===== Data listing

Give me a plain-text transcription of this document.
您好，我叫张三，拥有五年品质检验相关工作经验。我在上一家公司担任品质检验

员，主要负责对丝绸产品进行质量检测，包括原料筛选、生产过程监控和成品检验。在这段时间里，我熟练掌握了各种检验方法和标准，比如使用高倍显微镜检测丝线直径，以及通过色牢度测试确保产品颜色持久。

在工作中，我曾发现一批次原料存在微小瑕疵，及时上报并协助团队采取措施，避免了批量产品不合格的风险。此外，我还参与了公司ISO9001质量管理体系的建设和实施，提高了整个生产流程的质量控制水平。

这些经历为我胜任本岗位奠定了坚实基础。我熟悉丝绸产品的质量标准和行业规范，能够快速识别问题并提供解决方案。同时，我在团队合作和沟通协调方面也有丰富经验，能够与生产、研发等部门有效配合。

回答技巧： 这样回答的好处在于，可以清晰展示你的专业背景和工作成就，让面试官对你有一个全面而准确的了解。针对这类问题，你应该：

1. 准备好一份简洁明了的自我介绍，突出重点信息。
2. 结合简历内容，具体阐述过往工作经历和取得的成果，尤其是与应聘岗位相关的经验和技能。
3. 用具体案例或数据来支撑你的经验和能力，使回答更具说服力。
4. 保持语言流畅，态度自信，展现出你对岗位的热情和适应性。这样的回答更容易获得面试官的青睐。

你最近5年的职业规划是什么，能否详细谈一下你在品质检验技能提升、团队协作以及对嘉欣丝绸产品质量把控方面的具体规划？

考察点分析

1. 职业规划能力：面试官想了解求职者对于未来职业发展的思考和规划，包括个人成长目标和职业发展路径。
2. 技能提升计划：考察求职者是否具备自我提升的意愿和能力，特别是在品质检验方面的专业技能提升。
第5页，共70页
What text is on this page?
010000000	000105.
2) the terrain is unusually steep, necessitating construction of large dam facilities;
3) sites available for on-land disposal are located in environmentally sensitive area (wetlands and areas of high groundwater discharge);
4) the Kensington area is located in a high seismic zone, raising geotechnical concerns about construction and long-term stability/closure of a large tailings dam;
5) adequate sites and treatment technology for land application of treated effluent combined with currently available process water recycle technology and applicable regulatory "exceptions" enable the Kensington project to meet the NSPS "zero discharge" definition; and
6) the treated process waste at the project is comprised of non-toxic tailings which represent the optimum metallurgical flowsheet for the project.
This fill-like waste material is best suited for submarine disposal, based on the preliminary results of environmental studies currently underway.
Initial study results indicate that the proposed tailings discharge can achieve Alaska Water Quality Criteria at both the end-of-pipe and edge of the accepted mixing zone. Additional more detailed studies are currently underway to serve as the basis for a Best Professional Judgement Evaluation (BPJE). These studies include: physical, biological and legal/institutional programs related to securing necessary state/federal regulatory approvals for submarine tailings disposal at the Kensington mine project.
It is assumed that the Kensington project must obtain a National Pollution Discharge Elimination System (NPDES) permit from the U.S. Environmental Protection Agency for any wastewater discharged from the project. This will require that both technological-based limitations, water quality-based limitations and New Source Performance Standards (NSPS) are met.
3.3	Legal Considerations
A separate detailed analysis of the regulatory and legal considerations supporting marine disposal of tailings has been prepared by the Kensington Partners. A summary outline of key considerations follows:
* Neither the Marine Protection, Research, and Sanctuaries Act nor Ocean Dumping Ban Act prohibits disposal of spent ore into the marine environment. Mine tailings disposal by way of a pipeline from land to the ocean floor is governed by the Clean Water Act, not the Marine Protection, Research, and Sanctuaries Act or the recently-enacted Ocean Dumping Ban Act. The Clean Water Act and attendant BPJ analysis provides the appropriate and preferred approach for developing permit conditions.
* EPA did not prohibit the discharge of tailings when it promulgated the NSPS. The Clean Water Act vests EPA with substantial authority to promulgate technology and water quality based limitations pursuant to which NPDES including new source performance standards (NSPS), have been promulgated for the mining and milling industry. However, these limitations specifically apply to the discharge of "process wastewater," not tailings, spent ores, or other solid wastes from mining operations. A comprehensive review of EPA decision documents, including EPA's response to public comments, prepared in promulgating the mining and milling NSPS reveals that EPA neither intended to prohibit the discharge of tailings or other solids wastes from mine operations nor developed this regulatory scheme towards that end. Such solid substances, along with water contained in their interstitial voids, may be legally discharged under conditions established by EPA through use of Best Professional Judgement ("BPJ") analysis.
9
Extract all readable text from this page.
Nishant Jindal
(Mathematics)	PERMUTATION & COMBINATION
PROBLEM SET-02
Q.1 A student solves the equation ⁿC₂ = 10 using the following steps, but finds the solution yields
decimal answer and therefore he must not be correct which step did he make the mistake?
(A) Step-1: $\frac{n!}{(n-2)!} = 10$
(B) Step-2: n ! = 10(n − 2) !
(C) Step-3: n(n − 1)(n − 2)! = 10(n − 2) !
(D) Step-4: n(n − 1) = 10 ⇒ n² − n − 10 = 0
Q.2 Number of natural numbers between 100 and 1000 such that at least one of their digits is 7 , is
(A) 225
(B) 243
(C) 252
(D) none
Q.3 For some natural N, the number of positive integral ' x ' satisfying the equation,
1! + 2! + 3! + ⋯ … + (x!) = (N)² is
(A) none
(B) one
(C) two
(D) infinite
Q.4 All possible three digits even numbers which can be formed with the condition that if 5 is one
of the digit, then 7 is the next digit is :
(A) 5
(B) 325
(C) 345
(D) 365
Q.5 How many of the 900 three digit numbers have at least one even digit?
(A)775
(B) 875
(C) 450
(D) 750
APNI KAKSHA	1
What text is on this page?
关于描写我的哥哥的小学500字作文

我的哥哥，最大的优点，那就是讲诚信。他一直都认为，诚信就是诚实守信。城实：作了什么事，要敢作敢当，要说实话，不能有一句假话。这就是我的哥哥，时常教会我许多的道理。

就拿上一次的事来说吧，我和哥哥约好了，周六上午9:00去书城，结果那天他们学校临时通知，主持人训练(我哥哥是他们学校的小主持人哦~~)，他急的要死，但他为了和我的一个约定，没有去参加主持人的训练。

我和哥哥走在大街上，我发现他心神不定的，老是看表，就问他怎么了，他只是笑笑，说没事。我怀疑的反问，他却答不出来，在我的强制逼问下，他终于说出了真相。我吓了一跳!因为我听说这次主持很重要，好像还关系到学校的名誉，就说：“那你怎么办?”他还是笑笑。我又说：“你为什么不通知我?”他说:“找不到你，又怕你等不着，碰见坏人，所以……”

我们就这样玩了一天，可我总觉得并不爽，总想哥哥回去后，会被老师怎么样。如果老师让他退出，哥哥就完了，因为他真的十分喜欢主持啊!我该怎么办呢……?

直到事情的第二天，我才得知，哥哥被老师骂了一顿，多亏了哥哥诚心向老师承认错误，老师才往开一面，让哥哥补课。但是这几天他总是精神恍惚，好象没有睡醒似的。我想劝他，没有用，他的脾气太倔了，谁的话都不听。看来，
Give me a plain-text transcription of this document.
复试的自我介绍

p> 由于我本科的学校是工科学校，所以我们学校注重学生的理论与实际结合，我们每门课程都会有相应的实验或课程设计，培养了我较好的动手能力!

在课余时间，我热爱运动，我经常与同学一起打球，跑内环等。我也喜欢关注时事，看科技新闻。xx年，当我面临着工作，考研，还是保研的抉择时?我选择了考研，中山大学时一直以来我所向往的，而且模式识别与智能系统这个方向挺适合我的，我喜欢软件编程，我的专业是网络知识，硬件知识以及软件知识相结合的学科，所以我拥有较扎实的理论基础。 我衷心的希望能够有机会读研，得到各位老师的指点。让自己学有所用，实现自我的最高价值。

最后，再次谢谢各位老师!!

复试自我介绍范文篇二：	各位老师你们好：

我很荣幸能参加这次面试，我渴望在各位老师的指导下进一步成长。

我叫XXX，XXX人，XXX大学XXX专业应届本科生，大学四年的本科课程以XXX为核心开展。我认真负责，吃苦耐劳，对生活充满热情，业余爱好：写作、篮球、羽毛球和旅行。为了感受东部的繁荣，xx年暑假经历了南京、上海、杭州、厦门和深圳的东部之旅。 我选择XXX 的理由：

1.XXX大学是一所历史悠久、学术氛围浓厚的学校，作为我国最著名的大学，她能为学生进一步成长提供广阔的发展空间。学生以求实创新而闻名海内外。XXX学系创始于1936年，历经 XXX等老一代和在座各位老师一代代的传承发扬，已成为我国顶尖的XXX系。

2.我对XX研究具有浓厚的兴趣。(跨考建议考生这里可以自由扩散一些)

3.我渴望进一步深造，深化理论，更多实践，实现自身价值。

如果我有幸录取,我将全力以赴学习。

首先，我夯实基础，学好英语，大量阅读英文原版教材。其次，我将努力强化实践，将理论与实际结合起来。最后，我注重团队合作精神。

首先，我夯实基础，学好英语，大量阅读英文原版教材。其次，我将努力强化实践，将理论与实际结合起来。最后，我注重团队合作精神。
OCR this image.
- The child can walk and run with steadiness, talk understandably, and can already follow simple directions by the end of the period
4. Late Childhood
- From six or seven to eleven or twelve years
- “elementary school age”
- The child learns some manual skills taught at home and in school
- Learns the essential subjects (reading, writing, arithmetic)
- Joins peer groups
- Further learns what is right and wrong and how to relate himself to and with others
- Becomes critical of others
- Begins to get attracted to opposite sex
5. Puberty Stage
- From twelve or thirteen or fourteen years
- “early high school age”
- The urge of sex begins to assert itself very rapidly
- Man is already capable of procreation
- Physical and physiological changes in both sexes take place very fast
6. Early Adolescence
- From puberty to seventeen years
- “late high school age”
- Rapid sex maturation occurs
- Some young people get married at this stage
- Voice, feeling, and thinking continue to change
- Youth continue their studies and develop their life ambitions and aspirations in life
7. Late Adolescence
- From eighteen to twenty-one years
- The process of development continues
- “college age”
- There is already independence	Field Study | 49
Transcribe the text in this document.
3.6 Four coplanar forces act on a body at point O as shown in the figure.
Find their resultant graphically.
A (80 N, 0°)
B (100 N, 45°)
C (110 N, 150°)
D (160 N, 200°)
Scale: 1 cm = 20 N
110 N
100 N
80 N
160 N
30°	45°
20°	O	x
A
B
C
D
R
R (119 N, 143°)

==========

Goal of the exercise :: Only the lines from the one holding "OCR this image." through the end of the listing should be given again, exactly and with both ends included.

Answer for this exercise ::
OCR this image.
- The child can walk and run with steadiness, talk understandably, and can already follow simple directions by the end of the period
4. Late Childhood
- From six or seven to eleven or twelve years
- “elementary school age”
- The child learns some manual skills taught at home and in school
- Learns the essential subjects (reading, writing, arithmetic)
- Joins peer groups
- Further learns what is right and wrong and how to relate himself to and with others
- Becomes critical of others
- Begins to get attracted to opposite sex
5. Puberty Stage
- From twelve or thirteen or fourteen years
- “early high school age”
- The urge of sex begins to assert itself very rapidly
- Man is already capable of procreation
- Physical and physiological changes in both sexes take place very fast
6. Early Adolescence
- From puberty to seventeen years
- “late high school age”
- Rapid sex maturation occurs
- Some young people get married at this stage
- Voice, feeling, and thinking continue to change
- Youth continue their studies and develop their life ambitions and aspirations in life
7. Late Adolescence
- From eighteen to twenty-one years
- The process of development continues
- “college age”
- There is already independence	Field Study | 49
Transcribe the text in this document.
3.6 Four coplanar forces act on a body at point O as shown in the figure.
Find their resultant graphically.
A (80 N, 0°)
B (100 N, 45°)
C (110 N, 150°)
D (160 N, 200°)
Scale: 1 cm = 20 N
110 N
100 N
80 N
160 N
30°	45°
20°	O	x
A
B
C
D
R
R (119 N, 143°)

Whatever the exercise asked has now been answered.